▶ _Data entries_:
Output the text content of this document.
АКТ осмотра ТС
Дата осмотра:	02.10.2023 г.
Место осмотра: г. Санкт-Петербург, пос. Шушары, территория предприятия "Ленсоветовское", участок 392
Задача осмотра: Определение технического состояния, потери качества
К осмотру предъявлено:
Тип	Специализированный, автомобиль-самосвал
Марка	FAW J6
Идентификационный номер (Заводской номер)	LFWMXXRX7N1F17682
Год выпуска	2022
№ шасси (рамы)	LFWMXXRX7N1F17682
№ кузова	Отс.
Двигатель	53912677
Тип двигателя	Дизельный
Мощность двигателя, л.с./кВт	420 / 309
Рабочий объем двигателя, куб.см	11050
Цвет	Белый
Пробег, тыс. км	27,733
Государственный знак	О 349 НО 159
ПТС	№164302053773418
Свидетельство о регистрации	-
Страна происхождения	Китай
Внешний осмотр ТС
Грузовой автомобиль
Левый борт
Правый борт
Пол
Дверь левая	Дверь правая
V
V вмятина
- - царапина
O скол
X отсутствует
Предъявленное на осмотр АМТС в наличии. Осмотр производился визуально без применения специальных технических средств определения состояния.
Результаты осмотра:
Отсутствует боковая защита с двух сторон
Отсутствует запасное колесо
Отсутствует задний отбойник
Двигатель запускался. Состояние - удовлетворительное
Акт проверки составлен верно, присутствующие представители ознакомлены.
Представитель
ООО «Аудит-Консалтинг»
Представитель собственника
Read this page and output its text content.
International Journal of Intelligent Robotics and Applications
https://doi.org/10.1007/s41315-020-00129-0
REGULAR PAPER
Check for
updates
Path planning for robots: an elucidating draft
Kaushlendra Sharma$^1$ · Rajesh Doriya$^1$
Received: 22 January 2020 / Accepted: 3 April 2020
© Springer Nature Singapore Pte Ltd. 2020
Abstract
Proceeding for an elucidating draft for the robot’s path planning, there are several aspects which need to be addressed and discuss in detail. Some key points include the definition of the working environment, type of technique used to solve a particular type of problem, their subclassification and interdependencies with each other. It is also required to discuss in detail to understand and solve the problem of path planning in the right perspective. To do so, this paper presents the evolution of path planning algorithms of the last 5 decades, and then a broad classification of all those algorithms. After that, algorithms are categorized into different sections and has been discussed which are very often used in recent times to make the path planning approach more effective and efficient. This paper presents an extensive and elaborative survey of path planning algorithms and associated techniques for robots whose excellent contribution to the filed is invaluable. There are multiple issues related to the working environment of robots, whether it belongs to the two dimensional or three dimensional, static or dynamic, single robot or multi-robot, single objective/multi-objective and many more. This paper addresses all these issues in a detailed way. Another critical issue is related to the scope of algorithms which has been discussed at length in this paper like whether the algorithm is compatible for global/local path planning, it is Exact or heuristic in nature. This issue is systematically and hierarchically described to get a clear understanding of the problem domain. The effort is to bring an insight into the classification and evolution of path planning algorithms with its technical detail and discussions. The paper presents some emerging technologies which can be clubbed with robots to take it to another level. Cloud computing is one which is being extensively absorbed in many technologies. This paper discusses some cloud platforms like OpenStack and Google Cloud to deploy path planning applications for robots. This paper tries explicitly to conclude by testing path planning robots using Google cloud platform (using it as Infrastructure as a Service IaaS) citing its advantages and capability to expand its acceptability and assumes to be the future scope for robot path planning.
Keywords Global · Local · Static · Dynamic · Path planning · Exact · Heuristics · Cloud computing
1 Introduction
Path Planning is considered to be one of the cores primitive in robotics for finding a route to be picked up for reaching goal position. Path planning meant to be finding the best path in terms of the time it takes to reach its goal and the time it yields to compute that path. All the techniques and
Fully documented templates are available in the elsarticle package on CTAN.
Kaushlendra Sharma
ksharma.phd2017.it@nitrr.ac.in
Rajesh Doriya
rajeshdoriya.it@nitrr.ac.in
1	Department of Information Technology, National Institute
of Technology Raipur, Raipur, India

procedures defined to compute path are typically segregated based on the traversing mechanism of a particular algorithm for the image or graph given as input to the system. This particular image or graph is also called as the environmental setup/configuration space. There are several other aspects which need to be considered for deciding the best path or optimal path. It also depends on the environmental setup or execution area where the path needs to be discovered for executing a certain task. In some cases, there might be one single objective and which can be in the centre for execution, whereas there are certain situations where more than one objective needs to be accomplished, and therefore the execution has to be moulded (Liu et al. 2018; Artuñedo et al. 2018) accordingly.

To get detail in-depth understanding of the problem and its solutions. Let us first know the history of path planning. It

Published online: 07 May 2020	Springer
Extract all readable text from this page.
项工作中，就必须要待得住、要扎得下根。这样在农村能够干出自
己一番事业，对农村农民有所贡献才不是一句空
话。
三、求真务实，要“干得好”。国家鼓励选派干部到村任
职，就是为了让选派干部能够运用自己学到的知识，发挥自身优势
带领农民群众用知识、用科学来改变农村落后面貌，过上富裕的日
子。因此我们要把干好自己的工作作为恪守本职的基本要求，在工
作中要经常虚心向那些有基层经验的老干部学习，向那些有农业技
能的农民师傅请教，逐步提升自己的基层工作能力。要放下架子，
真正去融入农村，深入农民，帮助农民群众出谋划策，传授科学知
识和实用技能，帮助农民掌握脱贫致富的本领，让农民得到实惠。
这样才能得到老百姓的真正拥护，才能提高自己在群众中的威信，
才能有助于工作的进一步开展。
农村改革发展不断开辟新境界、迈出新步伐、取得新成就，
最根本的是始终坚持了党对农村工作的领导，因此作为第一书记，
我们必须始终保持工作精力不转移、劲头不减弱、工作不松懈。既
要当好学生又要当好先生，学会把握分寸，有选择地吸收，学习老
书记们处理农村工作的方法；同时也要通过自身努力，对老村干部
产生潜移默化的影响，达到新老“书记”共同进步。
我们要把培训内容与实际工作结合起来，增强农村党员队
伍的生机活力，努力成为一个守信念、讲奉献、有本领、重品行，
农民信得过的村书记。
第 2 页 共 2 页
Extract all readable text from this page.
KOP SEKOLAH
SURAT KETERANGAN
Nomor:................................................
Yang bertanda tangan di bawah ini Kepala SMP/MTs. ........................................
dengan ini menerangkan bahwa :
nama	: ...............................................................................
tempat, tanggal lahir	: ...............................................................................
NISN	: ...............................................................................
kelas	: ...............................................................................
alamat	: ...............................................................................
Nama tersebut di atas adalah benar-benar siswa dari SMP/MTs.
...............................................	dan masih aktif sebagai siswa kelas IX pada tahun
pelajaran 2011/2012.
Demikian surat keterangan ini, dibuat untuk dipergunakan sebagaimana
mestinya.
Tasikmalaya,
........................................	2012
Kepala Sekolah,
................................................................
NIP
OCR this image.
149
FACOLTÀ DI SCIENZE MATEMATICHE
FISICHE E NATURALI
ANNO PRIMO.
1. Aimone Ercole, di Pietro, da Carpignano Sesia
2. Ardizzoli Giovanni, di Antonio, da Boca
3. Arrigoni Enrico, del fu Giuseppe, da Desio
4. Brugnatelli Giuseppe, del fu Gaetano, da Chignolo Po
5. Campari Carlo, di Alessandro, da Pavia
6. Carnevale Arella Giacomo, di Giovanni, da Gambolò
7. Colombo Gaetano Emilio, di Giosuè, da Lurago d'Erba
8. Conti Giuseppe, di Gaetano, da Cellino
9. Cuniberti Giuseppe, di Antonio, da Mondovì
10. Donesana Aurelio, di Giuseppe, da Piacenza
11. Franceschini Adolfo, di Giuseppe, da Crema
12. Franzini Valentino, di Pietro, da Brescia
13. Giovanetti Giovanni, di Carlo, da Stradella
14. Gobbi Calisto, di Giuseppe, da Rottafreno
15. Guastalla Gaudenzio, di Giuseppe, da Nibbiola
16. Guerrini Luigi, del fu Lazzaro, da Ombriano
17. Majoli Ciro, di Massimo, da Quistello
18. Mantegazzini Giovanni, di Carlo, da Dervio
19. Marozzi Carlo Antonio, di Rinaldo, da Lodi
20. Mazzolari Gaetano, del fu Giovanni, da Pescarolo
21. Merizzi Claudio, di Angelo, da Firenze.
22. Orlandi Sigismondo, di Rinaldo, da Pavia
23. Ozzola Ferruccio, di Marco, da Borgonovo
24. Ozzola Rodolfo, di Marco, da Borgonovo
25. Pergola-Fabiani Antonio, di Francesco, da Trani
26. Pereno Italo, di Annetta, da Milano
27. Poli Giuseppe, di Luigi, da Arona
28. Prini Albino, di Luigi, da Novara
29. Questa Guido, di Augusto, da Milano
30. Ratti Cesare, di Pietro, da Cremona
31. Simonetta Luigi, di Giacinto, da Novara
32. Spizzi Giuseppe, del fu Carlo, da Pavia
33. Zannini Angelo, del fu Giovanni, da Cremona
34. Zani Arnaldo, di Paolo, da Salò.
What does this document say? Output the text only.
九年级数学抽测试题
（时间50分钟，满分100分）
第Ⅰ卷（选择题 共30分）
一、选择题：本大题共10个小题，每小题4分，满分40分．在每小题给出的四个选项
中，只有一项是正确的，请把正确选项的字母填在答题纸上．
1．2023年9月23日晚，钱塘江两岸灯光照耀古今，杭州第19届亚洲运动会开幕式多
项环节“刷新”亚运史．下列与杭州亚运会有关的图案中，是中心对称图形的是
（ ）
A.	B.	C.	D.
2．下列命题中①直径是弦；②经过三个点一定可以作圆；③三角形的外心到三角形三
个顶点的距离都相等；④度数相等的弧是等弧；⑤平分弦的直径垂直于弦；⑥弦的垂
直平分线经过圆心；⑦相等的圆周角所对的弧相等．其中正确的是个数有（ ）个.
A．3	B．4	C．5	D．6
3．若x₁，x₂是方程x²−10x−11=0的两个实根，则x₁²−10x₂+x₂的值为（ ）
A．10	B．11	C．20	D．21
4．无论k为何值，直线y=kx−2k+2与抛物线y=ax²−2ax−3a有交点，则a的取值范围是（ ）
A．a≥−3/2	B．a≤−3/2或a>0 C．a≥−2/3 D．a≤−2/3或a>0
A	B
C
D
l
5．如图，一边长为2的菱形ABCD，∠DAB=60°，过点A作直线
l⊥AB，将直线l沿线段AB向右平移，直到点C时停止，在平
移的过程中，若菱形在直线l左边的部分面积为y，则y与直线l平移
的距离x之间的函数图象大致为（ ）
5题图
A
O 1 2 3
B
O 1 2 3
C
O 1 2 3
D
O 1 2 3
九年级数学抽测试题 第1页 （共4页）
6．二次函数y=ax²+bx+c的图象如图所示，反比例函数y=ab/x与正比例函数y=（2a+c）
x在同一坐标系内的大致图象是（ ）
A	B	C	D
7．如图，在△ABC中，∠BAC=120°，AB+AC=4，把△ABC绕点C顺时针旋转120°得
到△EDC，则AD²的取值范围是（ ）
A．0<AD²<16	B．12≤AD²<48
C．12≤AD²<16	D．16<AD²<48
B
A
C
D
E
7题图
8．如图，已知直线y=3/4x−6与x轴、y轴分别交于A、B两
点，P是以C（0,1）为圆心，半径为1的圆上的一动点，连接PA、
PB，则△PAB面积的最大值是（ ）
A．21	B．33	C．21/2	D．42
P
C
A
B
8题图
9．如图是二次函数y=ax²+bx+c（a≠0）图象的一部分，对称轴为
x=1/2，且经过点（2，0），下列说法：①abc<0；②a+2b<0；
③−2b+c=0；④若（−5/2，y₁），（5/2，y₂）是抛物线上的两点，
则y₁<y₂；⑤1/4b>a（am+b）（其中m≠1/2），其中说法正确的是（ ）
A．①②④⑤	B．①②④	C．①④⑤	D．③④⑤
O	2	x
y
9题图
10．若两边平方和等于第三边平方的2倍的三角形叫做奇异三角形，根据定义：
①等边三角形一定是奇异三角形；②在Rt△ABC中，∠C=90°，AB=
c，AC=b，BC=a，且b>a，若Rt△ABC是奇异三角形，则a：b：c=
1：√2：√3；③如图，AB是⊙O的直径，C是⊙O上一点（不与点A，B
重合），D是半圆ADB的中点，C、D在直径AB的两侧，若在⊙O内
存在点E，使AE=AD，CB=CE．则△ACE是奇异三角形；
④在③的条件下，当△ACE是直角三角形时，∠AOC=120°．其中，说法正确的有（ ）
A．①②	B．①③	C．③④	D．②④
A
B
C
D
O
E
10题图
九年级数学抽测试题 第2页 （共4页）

▶ _TASK INSTRUCTIONS_:
Copy every line of the records above that holds the word "Ozzola".

▶ _WRITTEN SOLUTION_:
23. Ozzola Ferruccio, di Marco, da Borgonovo
24. Ozzola Rodolfo, di Marco, da Borgonovo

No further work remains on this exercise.